◆ Material provided:

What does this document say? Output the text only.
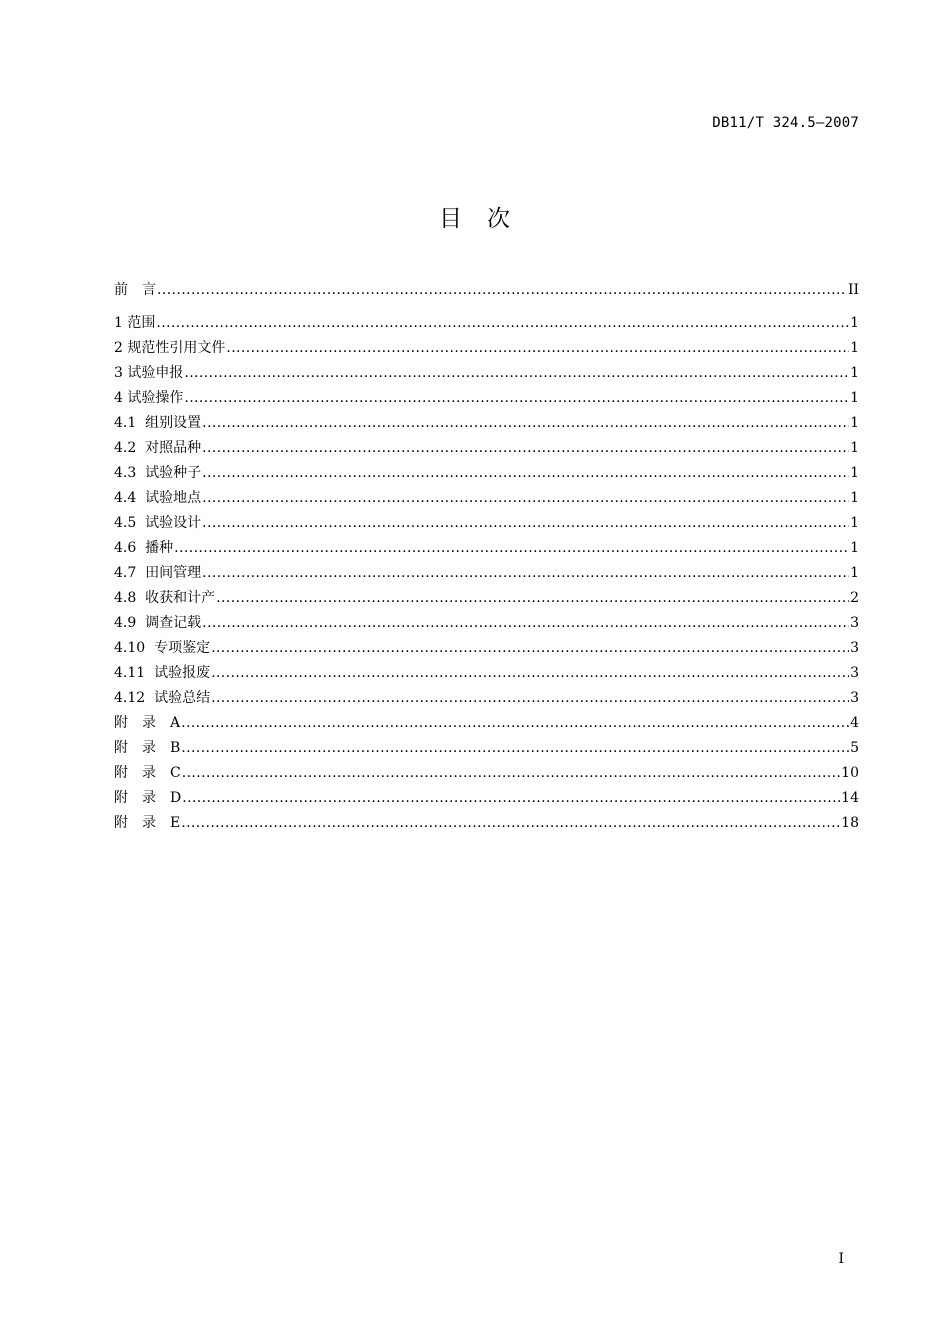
DB11/T 324.5—2007
目　次
前　言 .....	II
1 范围 .....	1
2 规范性引用文件 .....	1
3 试验申报 .....	1
4 试验操作 .....	1
4.1  组别设置 .....	1
4.2  对照品种 .....	1
4.3  试验种子 .....	1
4.4  试验地点 .....	1
4.5  试验设计 .....	1
4.6  播种 .....	1
4.7  田间管理 .....	1
4.8  收获和计产 .....	2
4.9  调查记载 .....	3
4.10  专项鉴定 .....	3
4.11  试验报废 .....	3
4.12  试验总结 .....	3
附　录　A .....	4
附　录　B .....	5
附　录　C .....	10
附　录　D .....	14
附　录　E .....	18
I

◆ Instructions to follow: Reproduce the whole listing exactly, but not the images in it.

◆ Response to this task:
What does this document say? Output the text only.
DB11/T 324.5—2007
目　次
前　言 .....	II
1 范围 .....	1
2 规范性引用文件 .....	1
3 试验申报 .....	1
4 试验操作 .....	1
4.1  组别设置 .....	1
4.2  对照品种 .....	1
4.3  试验种子 .....	1
4.4  试验地点 .....	1
4.5  试验设计 .....	1
4.6  播种 .....	1
4.7  田间管理 .....	1
4.8  收获和计产 .....	2
4.9  调查记载 .....	3
4.10  专项鉴定 .....	3
4.11  试验报废 .....	3
4.12  试验总结 .....	3
附　录　A .....	4
附　录　B .....	5
附　录　C .....	10
附　录　D .....	14
附　录　E .....	18
I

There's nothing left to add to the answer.